◆ **STATED PROBLEM**
Find each line holding the word "Packages" and give the number of such lines, nothing else.

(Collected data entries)
>>>

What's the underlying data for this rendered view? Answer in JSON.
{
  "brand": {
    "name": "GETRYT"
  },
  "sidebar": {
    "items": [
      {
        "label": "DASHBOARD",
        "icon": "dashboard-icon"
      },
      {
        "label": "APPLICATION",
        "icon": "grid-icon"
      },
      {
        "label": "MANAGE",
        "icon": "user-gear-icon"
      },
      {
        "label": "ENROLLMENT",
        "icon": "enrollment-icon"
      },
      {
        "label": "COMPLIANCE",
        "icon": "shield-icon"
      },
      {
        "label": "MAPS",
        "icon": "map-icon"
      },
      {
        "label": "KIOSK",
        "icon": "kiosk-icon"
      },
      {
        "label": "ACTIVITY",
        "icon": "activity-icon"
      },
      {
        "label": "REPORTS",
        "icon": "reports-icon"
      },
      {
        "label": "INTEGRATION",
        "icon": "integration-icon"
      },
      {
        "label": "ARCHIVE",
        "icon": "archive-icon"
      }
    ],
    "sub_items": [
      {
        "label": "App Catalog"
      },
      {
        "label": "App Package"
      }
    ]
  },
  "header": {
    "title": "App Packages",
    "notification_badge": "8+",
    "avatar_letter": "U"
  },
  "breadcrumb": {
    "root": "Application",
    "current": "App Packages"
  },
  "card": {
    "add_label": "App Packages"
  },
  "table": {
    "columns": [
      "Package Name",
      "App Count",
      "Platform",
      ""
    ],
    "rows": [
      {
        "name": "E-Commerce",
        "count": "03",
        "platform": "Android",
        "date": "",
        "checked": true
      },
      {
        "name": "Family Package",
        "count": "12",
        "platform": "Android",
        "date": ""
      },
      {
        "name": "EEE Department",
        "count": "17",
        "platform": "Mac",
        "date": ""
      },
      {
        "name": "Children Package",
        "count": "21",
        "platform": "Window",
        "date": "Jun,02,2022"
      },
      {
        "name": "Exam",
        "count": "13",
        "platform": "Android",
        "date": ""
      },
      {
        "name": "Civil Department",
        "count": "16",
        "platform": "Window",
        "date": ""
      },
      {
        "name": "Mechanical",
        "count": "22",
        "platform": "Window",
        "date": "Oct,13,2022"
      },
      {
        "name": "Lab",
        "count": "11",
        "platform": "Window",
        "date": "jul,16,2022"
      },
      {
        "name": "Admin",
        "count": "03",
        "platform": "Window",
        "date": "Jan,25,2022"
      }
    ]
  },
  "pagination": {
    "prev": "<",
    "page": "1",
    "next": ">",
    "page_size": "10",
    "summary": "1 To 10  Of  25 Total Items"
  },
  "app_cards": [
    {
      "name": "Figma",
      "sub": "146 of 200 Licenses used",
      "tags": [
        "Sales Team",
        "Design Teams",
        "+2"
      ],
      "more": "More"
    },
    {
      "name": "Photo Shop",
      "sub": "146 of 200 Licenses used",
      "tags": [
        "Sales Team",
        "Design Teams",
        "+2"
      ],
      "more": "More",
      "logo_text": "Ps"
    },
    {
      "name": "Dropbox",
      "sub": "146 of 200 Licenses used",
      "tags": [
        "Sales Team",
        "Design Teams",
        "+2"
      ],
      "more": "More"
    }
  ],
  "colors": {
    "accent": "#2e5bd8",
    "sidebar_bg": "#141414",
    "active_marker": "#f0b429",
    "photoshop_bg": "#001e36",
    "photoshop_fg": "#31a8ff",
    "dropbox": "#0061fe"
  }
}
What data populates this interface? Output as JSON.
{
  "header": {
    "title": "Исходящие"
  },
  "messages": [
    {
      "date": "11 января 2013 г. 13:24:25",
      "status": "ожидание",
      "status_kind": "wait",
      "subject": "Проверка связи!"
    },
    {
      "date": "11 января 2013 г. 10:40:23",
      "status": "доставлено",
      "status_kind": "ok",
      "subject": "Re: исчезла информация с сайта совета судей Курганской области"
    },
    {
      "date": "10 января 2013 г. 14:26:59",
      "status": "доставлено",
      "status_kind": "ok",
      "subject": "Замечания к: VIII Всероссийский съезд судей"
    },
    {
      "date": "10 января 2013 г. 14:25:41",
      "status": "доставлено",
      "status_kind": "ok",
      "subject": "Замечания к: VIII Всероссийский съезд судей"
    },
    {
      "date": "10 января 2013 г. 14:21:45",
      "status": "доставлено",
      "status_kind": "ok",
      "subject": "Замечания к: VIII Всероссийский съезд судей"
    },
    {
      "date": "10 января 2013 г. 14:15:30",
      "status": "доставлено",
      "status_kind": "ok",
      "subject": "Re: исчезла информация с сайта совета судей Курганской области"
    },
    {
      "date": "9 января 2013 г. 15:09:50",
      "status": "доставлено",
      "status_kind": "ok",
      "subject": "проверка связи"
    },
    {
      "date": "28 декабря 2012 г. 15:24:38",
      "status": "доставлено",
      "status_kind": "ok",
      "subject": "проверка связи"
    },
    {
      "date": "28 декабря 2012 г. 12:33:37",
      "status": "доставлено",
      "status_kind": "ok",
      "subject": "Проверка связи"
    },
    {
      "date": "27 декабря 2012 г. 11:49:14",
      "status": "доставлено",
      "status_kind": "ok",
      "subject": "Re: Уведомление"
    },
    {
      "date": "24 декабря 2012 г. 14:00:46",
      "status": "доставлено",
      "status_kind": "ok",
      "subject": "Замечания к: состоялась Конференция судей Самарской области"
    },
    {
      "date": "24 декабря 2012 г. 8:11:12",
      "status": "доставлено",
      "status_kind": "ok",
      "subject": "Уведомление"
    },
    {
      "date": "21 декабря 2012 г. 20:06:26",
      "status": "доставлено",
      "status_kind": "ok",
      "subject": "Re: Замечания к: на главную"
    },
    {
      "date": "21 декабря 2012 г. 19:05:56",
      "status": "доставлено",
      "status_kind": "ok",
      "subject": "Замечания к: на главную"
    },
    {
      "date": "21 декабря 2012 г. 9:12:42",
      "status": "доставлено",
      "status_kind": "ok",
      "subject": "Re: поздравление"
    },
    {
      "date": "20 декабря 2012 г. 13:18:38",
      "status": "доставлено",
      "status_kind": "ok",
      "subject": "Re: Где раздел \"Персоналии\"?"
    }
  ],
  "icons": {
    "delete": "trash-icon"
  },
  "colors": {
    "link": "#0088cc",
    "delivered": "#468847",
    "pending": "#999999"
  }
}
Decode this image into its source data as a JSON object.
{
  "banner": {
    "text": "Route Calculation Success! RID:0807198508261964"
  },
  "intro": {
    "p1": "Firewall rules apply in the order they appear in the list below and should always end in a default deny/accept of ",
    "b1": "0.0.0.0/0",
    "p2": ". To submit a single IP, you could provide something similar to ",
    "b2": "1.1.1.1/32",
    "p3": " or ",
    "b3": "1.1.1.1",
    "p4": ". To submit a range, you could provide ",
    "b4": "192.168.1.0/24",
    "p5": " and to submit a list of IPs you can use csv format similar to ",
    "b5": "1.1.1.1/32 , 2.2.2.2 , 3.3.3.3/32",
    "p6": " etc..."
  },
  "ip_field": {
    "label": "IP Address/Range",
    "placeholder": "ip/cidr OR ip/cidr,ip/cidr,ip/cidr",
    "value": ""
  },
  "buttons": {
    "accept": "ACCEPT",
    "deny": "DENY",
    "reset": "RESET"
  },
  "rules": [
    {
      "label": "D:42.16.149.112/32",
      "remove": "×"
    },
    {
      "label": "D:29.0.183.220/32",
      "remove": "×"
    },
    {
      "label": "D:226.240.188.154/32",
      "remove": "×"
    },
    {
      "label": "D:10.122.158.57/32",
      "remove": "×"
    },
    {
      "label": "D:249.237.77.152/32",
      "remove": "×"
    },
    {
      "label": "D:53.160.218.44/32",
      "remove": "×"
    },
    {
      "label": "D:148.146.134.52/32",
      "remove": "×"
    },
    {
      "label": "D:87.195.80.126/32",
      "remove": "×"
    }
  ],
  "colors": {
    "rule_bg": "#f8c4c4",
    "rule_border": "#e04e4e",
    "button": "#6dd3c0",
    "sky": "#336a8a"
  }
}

<<<

◆ **THE OUTPUT**
3